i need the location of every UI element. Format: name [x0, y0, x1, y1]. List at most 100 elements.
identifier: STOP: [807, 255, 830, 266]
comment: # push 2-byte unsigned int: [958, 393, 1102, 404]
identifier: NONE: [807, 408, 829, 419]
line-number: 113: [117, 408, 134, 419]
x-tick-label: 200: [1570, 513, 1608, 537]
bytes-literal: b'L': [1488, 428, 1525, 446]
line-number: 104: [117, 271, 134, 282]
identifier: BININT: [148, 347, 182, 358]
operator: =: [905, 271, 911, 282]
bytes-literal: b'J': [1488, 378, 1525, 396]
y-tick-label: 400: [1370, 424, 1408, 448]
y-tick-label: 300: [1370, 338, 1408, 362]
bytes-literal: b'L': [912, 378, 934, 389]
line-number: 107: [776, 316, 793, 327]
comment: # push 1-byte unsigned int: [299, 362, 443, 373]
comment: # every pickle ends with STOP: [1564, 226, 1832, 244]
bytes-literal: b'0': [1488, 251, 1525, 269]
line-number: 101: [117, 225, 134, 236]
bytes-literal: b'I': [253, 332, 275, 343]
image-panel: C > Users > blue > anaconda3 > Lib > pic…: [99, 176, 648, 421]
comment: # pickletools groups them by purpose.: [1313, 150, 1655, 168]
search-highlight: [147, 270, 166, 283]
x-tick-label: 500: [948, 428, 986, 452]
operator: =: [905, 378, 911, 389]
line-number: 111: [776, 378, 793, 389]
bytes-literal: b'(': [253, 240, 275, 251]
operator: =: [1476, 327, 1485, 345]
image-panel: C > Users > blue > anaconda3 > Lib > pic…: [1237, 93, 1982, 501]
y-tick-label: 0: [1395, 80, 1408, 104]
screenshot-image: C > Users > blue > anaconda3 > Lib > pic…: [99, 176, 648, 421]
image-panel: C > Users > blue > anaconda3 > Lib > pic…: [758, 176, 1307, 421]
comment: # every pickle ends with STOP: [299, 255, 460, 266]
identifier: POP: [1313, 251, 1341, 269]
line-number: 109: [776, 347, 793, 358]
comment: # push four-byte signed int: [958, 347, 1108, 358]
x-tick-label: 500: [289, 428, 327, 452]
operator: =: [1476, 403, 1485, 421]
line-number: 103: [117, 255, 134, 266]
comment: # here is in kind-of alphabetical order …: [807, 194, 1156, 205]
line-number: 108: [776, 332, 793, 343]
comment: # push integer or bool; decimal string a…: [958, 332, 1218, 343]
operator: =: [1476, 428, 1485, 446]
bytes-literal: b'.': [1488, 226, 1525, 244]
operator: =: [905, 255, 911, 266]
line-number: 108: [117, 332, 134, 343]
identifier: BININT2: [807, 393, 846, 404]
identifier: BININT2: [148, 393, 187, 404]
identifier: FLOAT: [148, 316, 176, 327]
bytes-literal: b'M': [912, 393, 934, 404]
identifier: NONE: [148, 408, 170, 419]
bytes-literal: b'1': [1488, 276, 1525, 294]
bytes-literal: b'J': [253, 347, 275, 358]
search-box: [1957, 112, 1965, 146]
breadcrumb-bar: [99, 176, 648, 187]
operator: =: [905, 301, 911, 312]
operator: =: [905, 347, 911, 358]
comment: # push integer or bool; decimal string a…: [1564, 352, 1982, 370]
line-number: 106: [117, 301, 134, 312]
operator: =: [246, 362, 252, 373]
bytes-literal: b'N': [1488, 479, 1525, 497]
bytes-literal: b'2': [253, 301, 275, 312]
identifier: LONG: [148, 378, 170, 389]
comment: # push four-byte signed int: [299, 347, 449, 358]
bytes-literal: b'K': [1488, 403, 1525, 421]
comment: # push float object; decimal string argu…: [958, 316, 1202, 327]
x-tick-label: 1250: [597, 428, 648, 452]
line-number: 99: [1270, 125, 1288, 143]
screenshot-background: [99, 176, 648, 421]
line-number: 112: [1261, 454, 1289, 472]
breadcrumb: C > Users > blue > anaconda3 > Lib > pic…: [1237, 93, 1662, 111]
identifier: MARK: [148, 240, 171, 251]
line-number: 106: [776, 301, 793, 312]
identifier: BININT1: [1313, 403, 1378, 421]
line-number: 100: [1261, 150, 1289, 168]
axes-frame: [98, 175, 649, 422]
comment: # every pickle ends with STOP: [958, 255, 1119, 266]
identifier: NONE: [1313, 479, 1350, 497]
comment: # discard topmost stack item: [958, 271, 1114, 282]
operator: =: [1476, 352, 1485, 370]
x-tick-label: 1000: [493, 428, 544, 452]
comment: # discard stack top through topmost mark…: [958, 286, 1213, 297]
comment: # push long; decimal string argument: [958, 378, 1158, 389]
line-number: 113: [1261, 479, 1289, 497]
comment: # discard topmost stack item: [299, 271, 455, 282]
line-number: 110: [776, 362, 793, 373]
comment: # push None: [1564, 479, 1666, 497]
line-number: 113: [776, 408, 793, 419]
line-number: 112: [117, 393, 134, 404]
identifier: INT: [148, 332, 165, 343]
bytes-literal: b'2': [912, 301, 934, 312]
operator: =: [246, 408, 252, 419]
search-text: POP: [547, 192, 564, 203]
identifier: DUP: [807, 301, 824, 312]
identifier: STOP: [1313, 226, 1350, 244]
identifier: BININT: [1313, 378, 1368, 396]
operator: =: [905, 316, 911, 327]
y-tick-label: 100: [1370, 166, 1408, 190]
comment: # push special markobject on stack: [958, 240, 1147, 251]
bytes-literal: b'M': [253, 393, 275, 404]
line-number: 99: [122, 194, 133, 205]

**********

EXERCISE TASK
Copy every line of the listing above word for word, from first to last.

FULL SOLUTION
i need the location of every UI element. Format: name [x0, y0, x1, y1]. List at most 100 elements.
identifier: STOP: [807, 255, 830, 266]
comment: # push 2-byte unsigned int: [958, 393, 1102, 404]
identifier: NONE: [807, 408, 829, 419]
line-number: 113: [117, 408, 134, 419]
x-tick-label: 200: [1570, 513, 1608, 537]
bytes-literal: b'L': [1488, 428, 1525, 446]
line-number: 104: [117, 271, 134, 282]
identifier: BININT: [148, 347, 182, 358]
operator: =: [905, 271, 911, 282]
bytes-literal: b'J': [1488, 378, 1525, 396]
y-tick-label: 400: [1370, 424, 1408, 448]
y-tick-label: 300: [1370, 338, 1408, 362]
bytes-literal: b'L': [912, 378, 934, 389]
line-number: 107: [776, 316, 793, 327]
comment: # push 1-byte unsigned int: [299, 362, 443, 373]
comment: # every pickle ends with STOP: [1564, 226, 1832, 244]
bytes-literal: b'0': [1488, 251, 1525, 269]
line-number: 101: [117, 225, 134, 236]
bytes-literal: b'I': [253, 332, 275, 343]
image-panel: C > Users > blue > anaconda3 > Lib > pic…: [99, 176, 648, 421]
comment: # pickletools groups them by purpose.: [1313, 150, 1655, 168]
search-highlight: [147, 270, 166, 283]
x-tick-label: 500: [948, 428, 986, 452]
operator: =: [905, 378, 911, 389]
line-number: 111: [776, 378, 793, 389]
bytes-literal: b'(': [253, 240, 275, 251]
operator: =: [1476, 327, 1485, 345]
image-panel: C > Users > blue > anaconda3 > Lib > pic…: [1237, 93, 1982, 501]
y-tick-label: 0: [1395, 80, 1408, 104]
screenshot-image: C > Users > blue > anaconda3 > Lib > pic…: [99, 176, 648, 421]
image-panel: C > Users > blue > anaconda3 > Lib > pic…: [758, 176, 1307, 421]
comment: # every pickle ends with STOP: [299, 255, 460, 266]
identifier: POP: [1313, 251, 1341, 269]
line-number: 109: [776, 347, 793, 358]
comment: # push four-byte signed int: [958, 347, 1108, 358]
x-tick-label: 500: [289, 428, 327, 452]
operator: =: [1476, 403, 1485, 421]
line-number: 103: [117, 255, 134, 266]
comment: # here is in kind-of alphabetical order …: [807, 194, 1156, 205]
line-number: 108: [776, 332, 793, 343]
comment: # push integer or bool; decimal string a…: [958, 332, 1218, 343]
operator: =: [1476, 428, 1485, 446]
bytes-literal: b'.': [1488, 226, 1525, 244]
operator: =: [905, 255, 911, 266]
line-number: 108: [117, 332, 134, 343]
identifier: BININT2: [807, 393, 846, 404]
identifier: BININT2: [148, 393, 187, 404]
identifier: FLOAT: [148, 316, 176, 327]
bytes-literal: b'M': [912, 393, 934, 404]
identifier: NONE: [148, 408, 170, 419]
bytes-literal: b'1': [1488, 276, 1525, 294]
bytes-literal: b'J': [253, 347, 275, 358]
search-box: [1957, 112, 1965, 146]
breadcrumb-bar: [99, 176, 648, 187]
operator: =: [905, 301, 911, 312]
operator: =: [905, 347, 911, 358]
comment: # push integer or bool; decimal string a…: [1564, 352, 1982, 370]
line-number: 106: [117, 301, 134, 312]
operator: =: [246, 362, 252, 373]
bytes-literal: b'N': [1488, 479, 1525, 497]
bytes-literal: b'2': [253, 301, 275, 312]
identifier: LONG: [148, 378, 170, 389]
comment: # push four-byte signed int: [299, 347, 449, 358]
bytes-literal: b'K': [1488, 403, 1525, 421]
comment: # push float object; decimal string argu…: [958, 316, 1202, 327]
x-tick-label: 1250: [597, 428, 648, 452]
line-number: 99: [1270, 125, 1288, 143]
screenshot-background: [99, 176, 648, 421]
line-number: 112: [1261, 454, 1289, 472]
breadcrumb: C > Users > blue > anaconda3 > Lib > pic…: [1237, 93, 1662, 111]
identifier: MARK: [148, 240, 171, 251]
line-number: 106: [776, 301, 793, 312]
identifier: BININT1: [1313, 403, 1378, 421]
line-number: 100: [1261, 150, 1289, 168]
axes-frame: [98, 175, 649, 422]
comment: # every pickle ends with STOP: [958, 255, 1119, 266]
identifier: NONE: [1313, 479, 1350, 497]
comment: # discard topmost stack item: [958, 271, 1114, 282]
operator: =: [1476, 352, 1485, 370]
x-tick-label: 1000: [493, 428, 544, 452]
comment: # discard stack top through topmost mark…: [958, 286, 1213, 297]
comment: # push long; decimal string argument: [958, 378, 1158, 389]
line-number: 113: [1261, 479, 1289, 497]
comment: # discard topmost stack item: [299, 271, 455, 282]
line-number: 110: [776, 362, 793, 373]
comment: # push None: [1564, 479, 1666, 497]
line-number: 113: [776, 408, 793, 419]
line-number: 112: [117, 393, 134, 404]
identifier: INT: [148, 332, 165, 343]
bytes-literal: b'2': [912, 301, 934, 312]
operator: =: [246, 408, 252, 419]
search-text: POP: [547, 192, 564, 203]
identifier: DUP: [807, 301, 824, 312]
identifier: STOP: [1313, 226, 1350, 244]
identifier: BININT: [1313, 378, 1368, 396]
operator: =: [905, 316, 911, 327]
y-tick-label: 100: [1370, 166, 1408, 190]
comment: # push special markobject on stack: [958, 240, 1147, 251]
bytes-literal: b'M': [253, 393, 275, 404]
line-number: 99: [122, 194, 133, 205]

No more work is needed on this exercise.